» **WHAT THE TASK REQUIRES**
Print the entries that appear below, exactly as written and without their pictures.

— Start —

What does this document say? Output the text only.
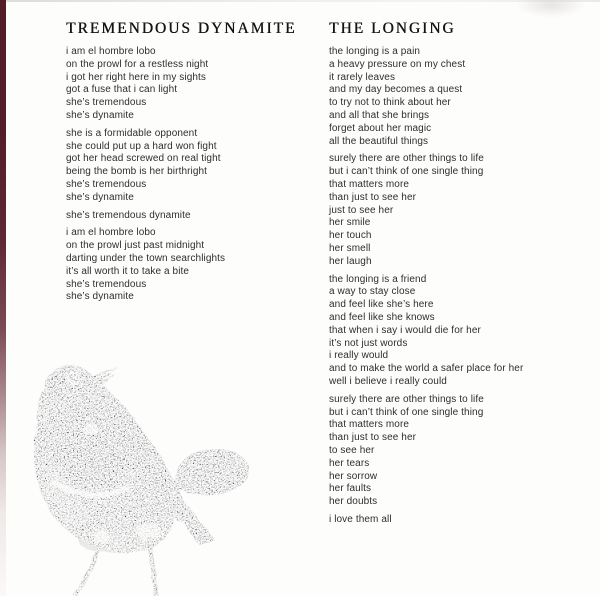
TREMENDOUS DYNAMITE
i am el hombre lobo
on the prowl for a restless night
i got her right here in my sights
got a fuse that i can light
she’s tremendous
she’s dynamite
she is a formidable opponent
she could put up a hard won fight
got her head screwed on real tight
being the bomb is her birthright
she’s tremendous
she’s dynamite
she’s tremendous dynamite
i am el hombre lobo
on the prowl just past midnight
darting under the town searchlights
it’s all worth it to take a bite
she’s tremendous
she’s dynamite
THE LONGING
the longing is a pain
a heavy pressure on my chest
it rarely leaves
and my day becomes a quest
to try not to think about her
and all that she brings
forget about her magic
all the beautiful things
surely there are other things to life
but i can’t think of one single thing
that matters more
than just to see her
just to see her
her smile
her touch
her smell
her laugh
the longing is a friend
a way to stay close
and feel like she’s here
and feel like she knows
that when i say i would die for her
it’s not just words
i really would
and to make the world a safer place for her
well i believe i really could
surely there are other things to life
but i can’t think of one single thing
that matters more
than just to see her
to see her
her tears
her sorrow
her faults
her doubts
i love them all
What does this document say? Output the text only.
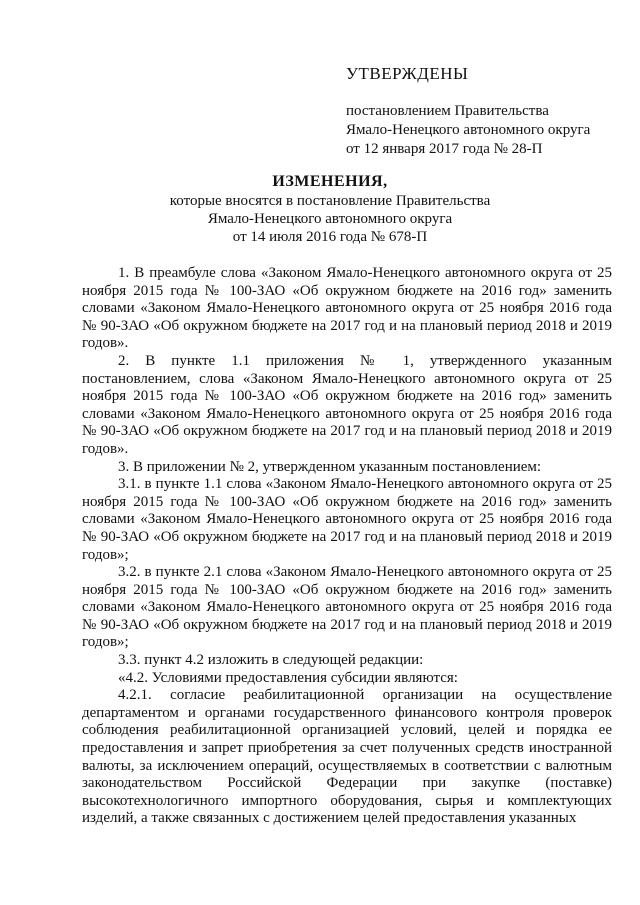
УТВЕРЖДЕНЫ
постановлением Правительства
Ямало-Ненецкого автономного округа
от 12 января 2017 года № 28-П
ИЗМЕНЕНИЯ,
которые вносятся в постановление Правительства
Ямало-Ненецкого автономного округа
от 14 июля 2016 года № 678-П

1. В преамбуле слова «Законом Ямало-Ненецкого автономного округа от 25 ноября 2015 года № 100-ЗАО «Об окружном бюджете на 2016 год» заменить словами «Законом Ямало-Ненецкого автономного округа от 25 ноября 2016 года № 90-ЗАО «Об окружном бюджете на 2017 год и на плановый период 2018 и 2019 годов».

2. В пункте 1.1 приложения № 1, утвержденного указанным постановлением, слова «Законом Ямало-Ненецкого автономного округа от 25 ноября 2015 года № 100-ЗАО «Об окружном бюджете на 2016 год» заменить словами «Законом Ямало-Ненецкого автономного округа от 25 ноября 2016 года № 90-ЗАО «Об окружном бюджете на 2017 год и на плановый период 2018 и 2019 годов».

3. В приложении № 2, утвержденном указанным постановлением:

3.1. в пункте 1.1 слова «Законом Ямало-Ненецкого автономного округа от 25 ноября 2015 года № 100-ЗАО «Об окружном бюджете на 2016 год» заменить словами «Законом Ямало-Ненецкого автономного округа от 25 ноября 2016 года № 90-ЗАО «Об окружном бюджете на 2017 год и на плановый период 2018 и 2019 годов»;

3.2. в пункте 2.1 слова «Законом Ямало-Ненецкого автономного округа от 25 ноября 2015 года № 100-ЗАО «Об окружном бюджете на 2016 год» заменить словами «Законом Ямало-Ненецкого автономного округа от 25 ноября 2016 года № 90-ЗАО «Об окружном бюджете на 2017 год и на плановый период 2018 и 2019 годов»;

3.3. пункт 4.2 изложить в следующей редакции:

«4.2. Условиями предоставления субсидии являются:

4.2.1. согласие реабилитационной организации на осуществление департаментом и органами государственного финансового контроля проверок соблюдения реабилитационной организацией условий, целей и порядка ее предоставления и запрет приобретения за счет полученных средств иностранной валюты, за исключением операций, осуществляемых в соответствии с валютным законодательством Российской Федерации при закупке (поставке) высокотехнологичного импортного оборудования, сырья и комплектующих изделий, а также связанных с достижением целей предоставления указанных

— End —

» **SOLUTION FOR THIS TASK**
What does this document say? Output the text only.
TREMENDOUS DYNAMITE
i am el hombre lobo
on the prowl for a restless night
i got her right here in my sights
got a fuse that i can light
she’s tremendous
she’s dynamite
she is a formidable opponent
she could put up a hard won fight
got her head screwed on real tight
being the bomb is her birthright
she’s tremendous
she’s dynamite
she’s tremendous dynamite
i am el hombre lobo
on the prowl just past midnight
darting under the town searchlights
it’s all worth it to take a bite
she’s tremendous
she’s dynamite
THE LONGING
the longing is a pain
a heavy pressure on my chest
it rarely leaves
and my day becomes a quest
to try not to think about her
and all that she brings
forget about her magic
all the beautiful things
surely there are other things to life
but i can’t think of one single thing
that matters more
than just to see her
just to see her
her smile
her touch
her smell
her laugh
the longing is a friend
a way to stay close
and feel like she’s here
and feel like she knows
that when i say i would die for her
it’s not just words
i really would
and to make the world a safer place for her
well i believe i really could
surely there are other things to life
but i can’t think of one single thing
that matters more
than just to see her
to see her
her tears
her sorrow
her faults
her doubts
i love them all
What does this document say? Output the text only.
УТВЕРЖДЕНЫ
постановлением Правительства
Ямало-Ненецкого автономного округа
от 12 января 2017 года № 28-П
ИЗМЕНЕНИЯ,
которые вносятся в постановление Правительства
Ямало-Ненецкого автономного округа
от 14 июля 2016 года № 678-П

1. В преамбуле слова «Законом Ямало-Ненецкого автономного округа от 25 ноября 2015 года № 100-ЗАО «Об окружном бюджете на 2016 год» заменить словами «Законом Ямало-Ненецкого автономного округа от 25 ноября 2016 года № 90-ЗАО «Об окружном бюджете на 2017 год и на плановый период 2018 и 2019 годов».

2. В пункте 1.1 приложения № 1, утвержденного указанным постановлением, слова «Законом Ямало-Ненецкого автономного округа от 25 ноября 2015 года № 100-ЗАО «Об окружном бюджете на 2016 год» заменить словами «Законом Ямало-Ненецкого автономного округа от 25 ноября 2016 года № 90-ЗАО «Об окружном бюджете на 2017 год и на плановый период 2018 и 2019 годов».

3. В приложении № 2, утвержденном указанным постановлением:

3.1. в пункте 1.1 слова «Законом Ямало-Ненецкого автономного округа от 25 ноября 2015 года № 100-ЗАО «Об окружном бюджете на 2016 год» заменить словами «Законом Ямало-Ненецкого автономного округа от 25 ноября 2016 года № 90-ЗАО «Об окружном бюджете на 2017 год и на плановый период 2018 и 2019 годов»;

3.2. в пункте 2.1 слова «Законом Ямало-Ненецкого автономного округа от 25 ноября 2015 года № 100-ЗАО «Об окружном бюджете на 2016 год» заменить словами «Законом Ямало-Ненецкого автономного округа от 25 ноября 2016 года № 90-ЗАО «Об окружном бюджете на 2017 год и на плановый период 2018 и 2019 годов»;

3.3. пункт 4.2 изложить в следующей редакции:

«4.2. Условиями предоставления субсидии являются:

4.2.1. согласие реабилитационной организации на осуществление департаментом и органами государственного финансового контроля проверок соблюдения реабилитационной организацией условий, целей и порядка ее предоставления и запрет приобретения за счет полученных средств иностранной валюты, за исключением операций, осуществляемых в соответствии с валютным законодательством Российской Федерации при закупке (поставке) высокотехнологичного импортного оборудования, сырья и комплектующих изделий, а также связанных с достижением целей предоставления указанных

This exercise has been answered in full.